Return the lines where the word "다운로드" occurs.
— Start —
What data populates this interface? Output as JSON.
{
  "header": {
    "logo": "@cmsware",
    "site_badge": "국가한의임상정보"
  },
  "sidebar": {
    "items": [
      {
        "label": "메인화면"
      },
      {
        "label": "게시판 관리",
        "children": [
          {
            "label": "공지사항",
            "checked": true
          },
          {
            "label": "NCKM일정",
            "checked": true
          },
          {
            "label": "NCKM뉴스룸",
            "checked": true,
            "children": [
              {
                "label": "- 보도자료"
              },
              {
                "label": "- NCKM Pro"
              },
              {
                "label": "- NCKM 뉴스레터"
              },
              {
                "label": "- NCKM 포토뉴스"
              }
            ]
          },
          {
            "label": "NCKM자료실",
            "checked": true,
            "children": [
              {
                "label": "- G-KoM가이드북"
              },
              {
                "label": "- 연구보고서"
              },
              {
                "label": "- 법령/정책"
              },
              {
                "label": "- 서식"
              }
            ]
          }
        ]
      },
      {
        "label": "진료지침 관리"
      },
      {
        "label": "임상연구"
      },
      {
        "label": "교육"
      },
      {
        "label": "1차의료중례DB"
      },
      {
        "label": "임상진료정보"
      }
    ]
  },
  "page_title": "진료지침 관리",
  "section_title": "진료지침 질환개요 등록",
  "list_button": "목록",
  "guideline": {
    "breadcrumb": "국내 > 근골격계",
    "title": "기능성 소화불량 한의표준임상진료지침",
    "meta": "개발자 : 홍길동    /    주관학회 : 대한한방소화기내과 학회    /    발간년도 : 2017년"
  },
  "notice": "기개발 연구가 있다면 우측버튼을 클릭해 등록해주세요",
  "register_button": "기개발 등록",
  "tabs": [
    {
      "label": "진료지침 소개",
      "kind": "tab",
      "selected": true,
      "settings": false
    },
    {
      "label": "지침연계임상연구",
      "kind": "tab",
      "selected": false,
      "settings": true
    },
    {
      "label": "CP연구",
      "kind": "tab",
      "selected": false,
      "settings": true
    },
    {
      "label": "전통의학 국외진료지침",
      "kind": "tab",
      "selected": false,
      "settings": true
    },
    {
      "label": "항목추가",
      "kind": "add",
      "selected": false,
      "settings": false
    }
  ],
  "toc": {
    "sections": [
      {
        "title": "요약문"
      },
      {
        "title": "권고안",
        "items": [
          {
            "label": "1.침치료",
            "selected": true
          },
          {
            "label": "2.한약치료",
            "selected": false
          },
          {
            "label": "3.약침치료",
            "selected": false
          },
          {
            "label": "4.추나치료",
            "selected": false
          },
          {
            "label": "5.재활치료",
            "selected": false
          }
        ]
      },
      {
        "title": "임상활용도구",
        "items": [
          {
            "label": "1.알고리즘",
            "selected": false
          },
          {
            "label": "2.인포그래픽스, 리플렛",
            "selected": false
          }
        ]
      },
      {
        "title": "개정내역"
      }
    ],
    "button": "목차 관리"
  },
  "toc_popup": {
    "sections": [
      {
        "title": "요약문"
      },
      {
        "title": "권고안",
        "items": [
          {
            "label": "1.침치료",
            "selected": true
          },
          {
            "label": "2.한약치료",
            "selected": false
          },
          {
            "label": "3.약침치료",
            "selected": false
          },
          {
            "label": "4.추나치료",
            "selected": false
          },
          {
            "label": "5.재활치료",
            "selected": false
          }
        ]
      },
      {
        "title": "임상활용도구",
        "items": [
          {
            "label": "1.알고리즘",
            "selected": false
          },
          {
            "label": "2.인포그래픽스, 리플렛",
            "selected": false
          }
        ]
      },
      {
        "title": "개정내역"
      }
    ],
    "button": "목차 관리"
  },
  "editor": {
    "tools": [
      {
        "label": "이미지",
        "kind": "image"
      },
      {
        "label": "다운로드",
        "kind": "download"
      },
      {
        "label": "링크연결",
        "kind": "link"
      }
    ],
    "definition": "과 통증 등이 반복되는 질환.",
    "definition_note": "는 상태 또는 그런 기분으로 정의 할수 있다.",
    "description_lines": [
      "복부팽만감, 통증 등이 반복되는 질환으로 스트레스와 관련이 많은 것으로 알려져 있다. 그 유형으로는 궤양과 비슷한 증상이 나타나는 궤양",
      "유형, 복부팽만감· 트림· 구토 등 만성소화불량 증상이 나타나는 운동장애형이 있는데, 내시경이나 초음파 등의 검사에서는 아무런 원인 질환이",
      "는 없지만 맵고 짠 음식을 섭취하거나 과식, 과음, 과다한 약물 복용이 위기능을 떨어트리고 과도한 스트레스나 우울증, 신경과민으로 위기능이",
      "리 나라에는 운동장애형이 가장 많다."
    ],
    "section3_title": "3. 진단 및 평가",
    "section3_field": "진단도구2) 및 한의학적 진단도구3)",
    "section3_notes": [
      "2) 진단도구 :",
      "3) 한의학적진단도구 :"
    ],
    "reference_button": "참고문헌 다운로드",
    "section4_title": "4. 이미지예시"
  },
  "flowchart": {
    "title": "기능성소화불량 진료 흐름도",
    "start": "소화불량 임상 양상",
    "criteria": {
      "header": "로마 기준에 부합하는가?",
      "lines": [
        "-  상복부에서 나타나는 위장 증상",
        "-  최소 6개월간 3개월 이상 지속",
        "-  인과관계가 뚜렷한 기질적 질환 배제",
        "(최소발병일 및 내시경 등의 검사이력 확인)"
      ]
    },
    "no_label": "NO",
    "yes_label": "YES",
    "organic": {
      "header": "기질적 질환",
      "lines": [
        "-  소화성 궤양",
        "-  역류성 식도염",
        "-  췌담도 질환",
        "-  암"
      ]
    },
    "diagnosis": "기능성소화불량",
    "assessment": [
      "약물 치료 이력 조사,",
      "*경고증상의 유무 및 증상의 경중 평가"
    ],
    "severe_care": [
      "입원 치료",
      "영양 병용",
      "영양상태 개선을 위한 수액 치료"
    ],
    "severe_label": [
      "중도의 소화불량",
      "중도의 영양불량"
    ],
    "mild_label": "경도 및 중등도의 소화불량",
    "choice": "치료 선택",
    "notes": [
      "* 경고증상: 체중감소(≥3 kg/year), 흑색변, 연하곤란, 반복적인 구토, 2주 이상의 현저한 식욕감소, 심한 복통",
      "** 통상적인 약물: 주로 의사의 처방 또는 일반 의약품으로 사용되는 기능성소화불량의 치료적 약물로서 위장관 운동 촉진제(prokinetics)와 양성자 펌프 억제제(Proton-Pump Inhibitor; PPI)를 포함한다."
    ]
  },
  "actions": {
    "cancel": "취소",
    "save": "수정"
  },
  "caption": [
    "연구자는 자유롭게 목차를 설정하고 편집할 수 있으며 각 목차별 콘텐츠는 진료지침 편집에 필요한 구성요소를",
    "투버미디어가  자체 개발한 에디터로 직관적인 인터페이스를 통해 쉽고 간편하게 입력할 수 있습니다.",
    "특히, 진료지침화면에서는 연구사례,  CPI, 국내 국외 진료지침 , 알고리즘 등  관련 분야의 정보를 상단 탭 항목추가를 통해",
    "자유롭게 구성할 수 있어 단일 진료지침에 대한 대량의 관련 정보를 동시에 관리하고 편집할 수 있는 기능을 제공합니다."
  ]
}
— End —
## Completed task
        "label": "다운로드",
    "reference_button": "참고문헌 다운로드",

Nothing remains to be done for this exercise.